Short task →
Identify all lines in the data containing the string "page". Copy them out.

Supplied information →
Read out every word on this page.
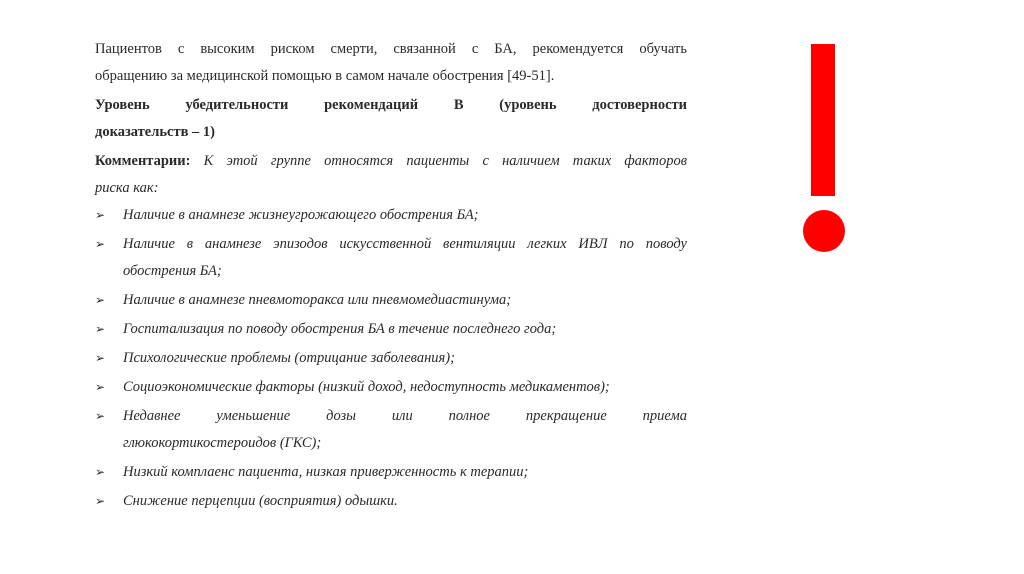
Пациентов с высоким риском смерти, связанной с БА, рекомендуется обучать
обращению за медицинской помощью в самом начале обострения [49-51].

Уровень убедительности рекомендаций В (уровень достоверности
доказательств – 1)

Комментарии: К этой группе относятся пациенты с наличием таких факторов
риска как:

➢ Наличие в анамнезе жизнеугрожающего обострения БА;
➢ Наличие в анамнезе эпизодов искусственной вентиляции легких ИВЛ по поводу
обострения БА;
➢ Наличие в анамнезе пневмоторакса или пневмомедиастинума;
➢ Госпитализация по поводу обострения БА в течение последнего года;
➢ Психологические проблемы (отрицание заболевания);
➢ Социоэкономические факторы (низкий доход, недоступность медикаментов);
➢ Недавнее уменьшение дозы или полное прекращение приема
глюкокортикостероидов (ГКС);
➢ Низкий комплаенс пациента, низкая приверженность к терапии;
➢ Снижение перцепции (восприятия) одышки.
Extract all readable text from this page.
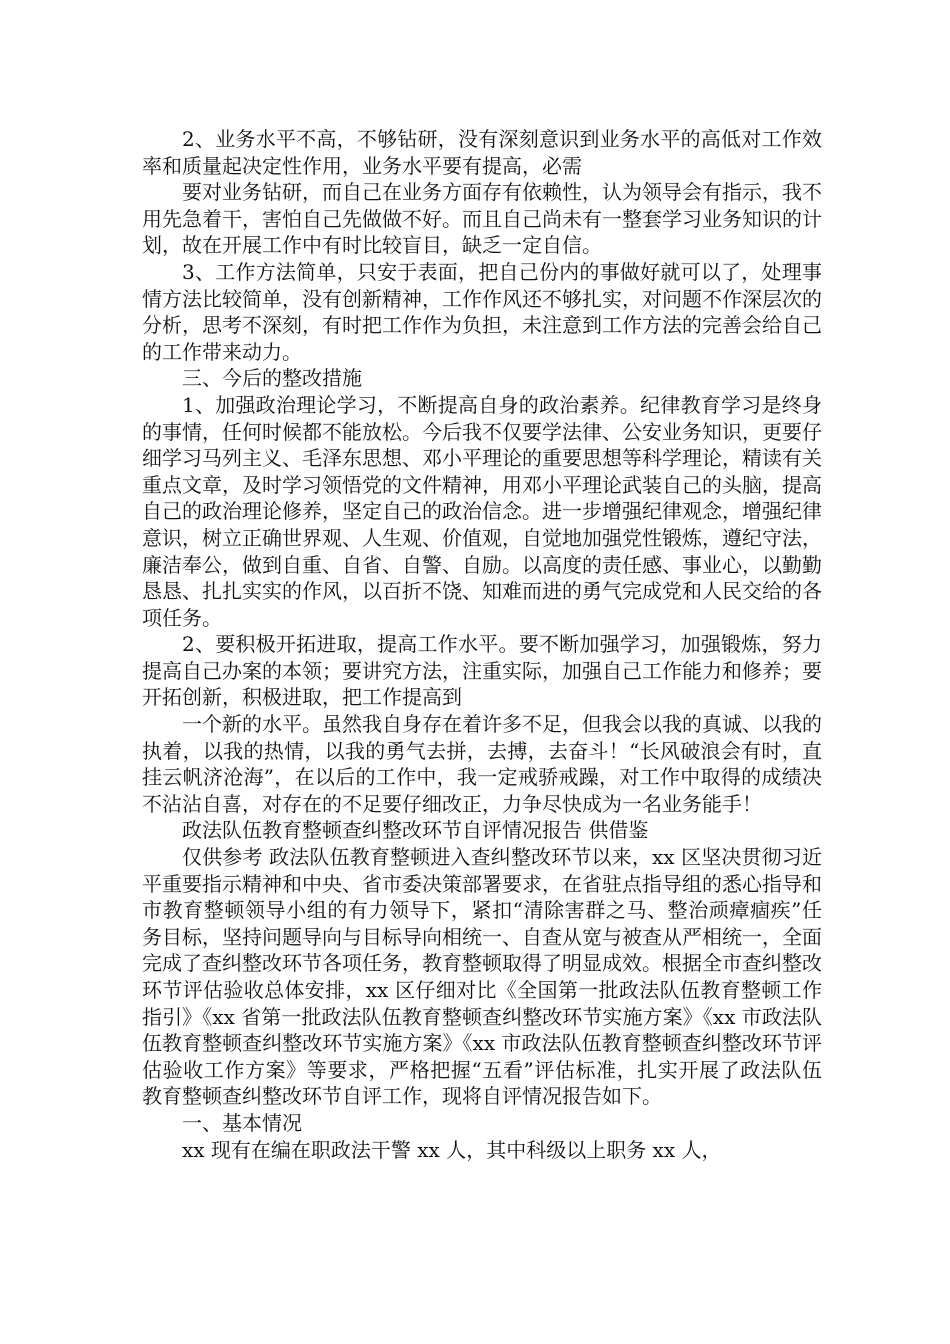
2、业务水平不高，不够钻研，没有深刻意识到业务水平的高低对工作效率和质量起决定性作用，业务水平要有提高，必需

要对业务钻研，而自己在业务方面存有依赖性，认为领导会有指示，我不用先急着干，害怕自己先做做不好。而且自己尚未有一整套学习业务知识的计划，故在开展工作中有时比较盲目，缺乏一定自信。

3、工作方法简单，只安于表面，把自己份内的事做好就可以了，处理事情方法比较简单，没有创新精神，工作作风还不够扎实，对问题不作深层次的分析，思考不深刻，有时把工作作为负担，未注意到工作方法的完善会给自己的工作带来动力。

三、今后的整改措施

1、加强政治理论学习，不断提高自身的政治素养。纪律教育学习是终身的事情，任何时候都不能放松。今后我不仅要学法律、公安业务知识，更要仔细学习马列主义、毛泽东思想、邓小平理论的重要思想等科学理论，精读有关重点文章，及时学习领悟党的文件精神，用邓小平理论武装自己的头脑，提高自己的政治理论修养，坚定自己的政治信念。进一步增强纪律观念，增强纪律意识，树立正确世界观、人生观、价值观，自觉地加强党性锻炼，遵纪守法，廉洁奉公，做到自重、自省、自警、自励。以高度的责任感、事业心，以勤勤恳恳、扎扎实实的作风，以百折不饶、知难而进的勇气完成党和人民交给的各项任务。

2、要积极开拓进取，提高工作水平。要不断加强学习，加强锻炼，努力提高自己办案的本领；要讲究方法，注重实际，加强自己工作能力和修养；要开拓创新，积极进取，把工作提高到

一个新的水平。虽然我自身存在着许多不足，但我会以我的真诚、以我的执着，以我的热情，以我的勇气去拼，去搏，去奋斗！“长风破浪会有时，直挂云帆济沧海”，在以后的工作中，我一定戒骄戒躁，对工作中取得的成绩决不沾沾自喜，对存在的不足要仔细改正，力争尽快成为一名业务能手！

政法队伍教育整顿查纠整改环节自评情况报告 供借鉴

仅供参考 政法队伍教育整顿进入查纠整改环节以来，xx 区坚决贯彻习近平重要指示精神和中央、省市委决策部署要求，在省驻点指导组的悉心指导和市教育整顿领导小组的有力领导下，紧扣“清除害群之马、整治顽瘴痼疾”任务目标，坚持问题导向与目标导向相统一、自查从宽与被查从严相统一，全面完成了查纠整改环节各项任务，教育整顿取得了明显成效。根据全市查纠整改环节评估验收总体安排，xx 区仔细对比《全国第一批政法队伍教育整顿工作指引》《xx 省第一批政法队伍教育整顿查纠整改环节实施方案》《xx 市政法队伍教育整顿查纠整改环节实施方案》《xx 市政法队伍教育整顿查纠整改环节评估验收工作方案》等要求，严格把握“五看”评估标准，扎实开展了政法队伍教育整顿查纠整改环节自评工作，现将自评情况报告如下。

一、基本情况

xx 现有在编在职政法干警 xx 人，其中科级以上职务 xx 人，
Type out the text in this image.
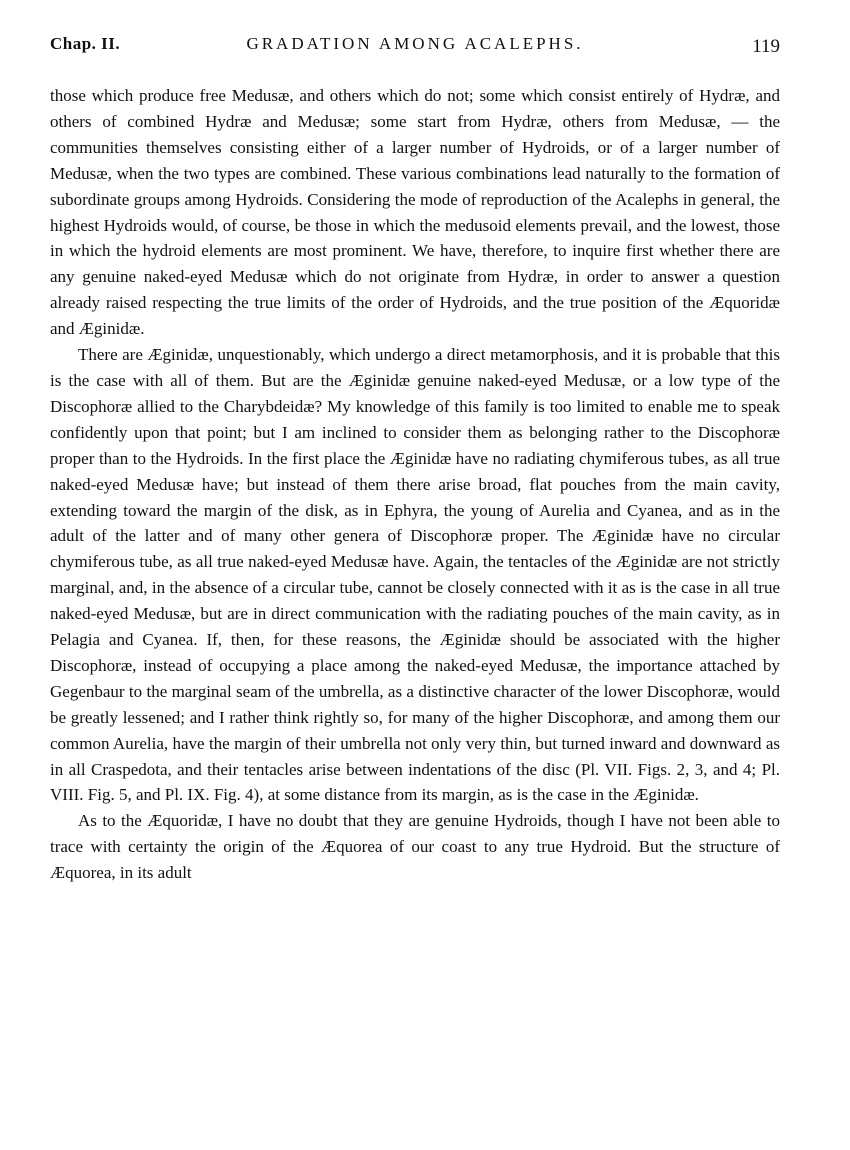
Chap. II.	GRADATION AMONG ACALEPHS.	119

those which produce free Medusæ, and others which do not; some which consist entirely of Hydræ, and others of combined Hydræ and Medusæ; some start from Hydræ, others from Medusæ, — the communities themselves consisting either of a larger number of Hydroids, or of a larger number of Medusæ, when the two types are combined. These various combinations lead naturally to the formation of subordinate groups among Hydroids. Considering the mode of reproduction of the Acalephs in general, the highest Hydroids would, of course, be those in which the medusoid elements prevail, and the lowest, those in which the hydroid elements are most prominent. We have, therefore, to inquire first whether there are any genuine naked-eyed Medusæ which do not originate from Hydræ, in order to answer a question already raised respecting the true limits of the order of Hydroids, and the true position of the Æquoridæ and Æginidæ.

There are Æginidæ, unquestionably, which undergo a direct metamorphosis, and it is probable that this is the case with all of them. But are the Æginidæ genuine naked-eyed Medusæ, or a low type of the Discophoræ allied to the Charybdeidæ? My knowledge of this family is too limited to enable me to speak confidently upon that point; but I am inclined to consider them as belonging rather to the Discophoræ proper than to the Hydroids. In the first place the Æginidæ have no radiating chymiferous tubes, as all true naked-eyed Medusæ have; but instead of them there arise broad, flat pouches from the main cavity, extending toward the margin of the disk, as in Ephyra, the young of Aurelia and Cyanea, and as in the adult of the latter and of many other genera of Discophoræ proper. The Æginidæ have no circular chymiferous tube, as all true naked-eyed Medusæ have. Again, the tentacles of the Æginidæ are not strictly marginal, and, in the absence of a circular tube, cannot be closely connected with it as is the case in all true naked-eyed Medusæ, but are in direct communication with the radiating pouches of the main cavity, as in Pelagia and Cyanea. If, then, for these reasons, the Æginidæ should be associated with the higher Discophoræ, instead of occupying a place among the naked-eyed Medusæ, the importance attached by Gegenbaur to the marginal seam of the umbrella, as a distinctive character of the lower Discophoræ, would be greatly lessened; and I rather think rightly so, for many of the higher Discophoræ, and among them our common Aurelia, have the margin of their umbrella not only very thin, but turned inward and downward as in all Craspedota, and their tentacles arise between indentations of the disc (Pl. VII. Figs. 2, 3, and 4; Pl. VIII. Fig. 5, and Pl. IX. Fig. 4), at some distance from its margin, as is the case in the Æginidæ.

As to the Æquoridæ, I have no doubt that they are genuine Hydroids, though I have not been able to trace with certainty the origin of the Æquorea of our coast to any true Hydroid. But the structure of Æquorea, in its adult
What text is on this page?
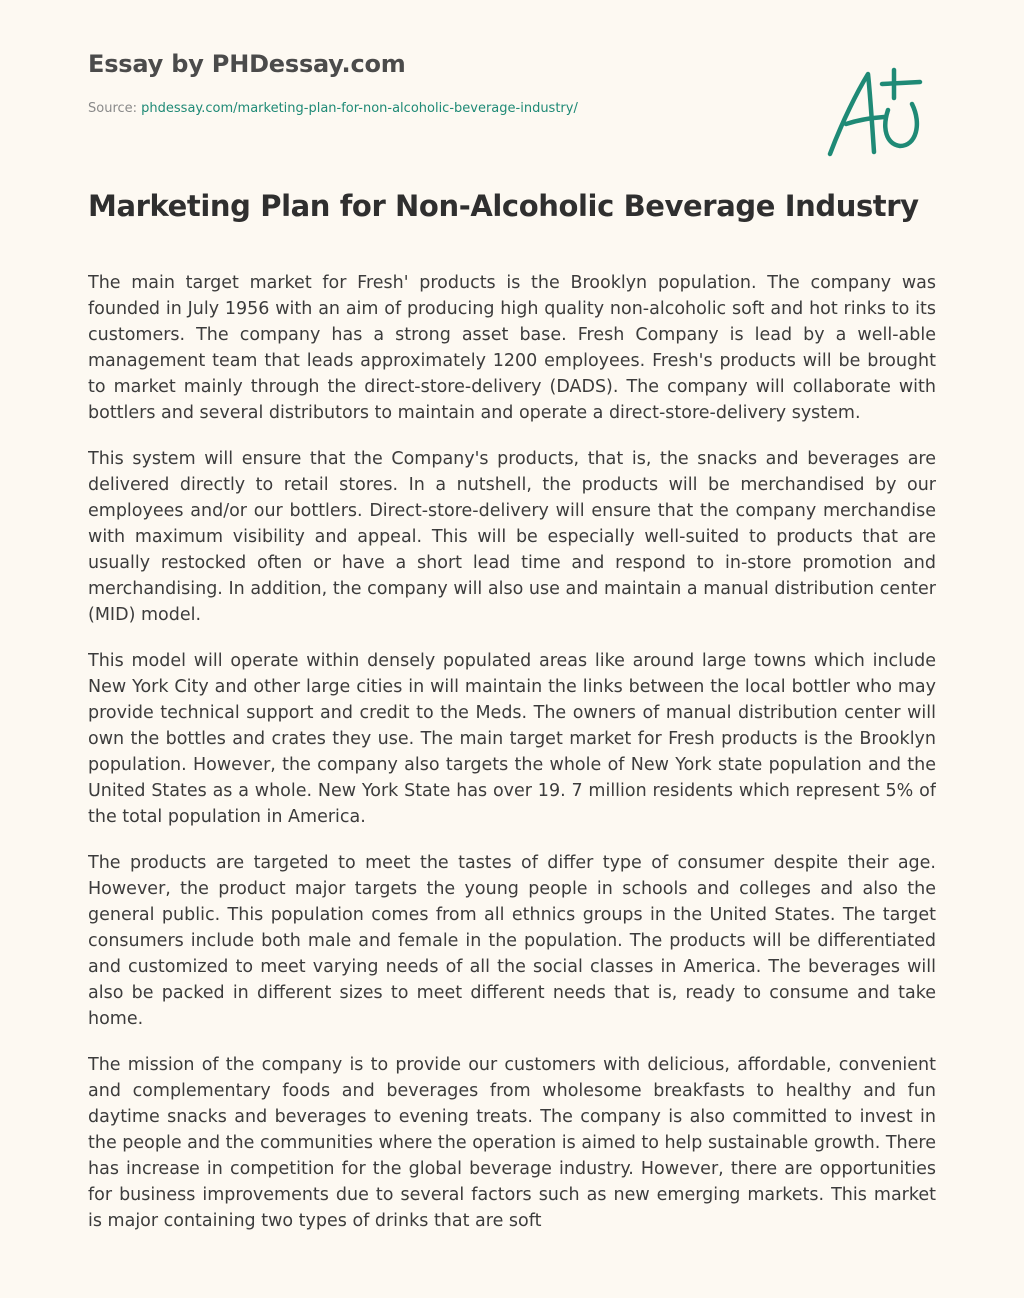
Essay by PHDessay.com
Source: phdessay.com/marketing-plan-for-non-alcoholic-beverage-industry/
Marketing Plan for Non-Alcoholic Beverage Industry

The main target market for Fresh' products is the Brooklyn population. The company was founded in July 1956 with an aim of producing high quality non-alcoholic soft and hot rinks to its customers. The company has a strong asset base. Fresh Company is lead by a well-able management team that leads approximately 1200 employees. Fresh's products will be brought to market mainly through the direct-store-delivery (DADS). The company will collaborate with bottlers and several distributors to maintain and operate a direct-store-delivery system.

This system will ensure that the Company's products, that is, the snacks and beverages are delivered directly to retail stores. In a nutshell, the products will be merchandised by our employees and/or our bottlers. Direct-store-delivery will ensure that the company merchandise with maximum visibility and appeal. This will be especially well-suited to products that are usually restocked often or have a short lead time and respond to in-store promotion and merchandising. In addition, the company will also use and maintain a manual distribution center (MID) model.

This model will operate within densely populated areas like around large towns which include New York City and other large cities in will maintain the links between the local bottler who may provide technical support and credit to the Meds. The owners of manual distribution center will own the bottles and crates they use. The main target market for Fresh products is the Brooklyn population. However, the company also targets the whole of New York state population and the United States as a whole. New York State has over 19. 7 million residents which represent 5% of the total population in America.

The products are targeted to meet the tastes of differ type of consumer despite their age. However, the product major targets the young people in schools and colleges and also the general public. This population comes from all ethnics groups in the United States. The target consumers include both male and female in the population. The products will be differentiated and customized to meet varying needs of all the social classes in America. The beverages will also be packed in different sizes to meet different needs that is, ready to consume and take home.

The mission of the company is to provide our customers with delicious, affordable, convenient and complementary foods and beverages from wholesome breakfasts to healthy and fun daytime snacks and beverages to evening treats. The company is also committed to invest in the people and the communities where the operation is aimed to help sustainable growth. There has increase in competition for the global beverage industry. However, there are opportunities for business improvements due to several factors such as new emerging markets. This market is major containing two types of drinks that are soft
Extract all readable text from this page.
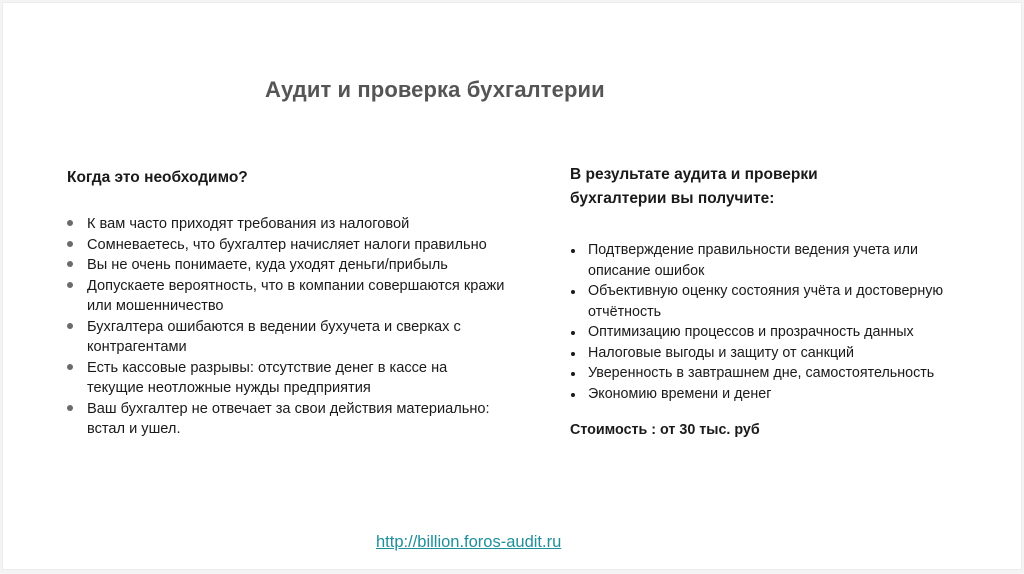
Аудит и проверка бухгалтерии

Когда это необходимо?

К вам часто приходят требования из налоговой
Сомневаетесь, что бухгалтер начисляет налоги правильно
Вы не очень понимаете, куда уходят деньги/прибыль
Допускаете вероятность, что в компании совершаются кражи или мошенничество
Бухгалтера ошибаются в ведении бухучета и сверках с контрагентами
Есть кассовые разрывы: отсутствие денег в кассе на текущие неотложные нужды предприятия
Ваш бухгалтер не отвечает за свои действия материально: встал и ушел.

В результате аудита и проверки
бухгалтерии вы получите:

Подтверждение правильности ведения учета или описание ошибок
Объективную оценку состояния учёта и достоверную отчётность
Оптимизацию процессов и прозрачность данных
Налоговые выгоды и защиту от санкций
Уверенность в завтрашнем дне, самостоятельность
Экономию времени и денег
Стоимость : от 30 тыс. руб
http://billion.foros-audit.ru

Complete response →
Read out every word on this page.
Extract all readable text from this page.
What text is on this page?
Extract all readable text from this page.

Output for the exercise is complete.